EXERCISE. Give only a count of the lines that include the string "screenshot".

PROVIDED DATA.
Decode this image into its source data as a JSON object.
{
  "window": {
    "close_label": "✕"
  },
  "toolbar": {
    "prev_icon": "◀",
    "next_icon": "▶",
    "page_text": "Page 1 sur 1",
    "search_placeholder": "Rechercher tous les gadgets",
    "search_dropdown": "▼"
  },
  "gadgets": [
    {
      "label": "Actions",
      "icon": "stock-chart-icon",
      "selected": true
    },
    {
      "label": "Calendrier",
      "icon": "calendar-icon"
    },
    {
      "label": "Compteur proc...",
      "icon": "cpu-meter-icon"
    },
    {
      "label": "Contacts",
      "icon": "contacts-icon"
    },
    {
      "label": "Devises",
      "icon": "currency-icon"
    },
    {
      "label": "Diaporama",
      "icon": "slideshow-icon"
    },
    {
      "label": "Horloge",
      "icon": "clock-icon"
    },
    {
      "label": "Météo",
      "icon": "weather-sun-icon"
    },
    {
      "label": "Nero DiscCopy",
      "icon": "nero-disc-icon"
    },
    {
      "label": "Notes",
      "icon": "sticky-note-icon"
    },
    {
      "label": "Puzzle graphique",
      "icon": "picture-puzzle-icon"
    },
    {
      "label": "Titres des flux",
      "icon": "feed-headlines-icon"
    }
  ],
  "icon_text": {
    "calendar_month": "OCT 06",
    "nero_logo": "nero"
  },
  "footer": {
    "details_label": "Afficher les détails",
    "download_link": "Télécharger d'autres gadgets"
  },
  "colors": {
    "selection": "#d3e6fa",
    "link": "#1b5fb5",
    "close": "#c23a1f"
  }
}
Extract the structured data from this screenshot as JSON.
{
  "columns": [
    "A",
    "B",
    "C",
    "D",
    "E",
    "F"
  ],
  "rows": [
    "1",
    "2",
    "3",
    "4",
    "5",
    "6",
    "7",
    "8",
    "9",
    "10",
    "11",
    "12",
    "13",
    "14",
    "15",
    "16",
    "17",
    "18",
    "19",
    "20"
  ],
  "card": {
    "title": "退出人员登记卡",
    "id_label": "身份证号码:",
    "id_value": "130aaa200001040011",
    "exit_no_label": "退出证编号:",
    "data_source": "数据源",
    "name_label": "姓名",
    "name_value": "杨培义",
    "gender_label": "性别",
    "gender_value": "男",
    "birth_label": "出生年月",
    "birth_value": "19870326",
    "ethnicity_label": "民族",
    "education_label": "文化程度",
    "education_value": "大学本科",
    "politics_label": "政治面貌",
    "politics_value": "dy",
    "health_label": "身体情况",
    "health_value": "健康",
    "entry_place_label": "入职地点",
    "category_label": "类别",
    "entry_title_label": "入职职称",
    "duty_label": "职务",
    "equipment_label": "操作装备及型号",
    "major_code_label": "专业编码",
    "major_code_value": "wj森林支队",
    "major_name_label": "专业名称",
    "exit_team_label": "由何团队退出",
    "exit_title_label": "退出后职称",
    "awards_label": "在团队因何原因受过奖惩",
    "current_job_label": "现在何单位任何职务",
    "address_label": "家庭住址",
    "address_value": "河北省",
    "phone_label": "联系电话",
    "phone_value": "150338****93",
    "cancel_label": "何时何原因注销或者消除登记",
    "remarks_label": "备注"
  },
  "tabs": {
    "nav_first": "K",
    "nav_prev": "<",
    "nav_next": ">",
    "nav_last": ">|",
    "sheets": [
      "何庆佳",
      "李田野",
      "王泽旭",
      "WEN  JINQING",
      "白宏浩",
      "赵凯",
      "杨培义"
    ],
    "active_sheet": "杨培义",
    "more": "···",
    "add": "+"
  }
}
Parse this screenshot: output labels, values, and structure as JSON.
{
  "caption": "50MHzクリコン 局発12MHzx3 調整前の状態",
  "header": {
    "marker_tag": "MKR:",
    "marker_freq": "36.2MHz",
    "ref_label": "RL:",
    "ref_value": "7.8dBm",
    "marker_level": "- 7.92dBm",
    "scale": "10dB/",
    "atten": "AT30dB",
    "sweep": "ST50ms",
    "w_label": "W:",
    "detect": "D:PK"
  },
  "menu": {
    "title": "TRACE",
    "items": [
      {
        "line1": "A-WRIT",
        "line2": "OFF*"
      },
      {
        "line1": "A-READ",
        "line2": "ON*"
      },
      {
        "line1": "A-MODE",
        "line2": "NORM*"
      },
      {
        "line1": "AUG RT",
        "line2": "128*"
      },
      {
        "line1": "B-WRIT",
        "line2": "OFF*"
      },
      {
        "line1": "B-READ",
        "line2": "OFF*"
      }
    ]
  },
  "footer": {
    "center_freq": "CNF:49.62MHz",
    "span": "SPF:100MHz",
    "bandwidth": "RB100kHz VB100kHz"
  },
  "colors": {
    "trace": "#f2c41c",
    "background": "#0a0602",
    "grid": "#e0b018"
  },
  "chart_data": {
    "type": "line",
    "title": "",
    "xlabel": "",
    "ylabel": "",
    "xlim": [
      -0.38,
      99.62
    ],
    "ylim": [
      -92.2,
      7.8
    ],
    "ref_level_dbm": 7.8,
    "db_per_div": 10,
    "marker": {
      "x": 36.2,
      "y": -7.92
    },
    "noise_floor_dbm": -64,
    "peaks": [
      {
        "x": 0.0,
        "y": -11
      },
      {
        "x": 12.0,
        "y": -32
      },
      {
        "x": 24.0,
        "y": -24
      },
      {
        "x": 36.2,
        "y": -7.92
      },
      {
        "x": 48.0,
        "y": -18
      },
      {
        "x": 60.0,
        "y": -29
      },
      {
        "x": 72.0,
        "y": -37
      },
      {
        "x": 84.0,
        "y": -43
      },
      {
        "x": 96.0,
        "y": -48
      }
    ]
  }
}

COMPLETE RESPONSE. 2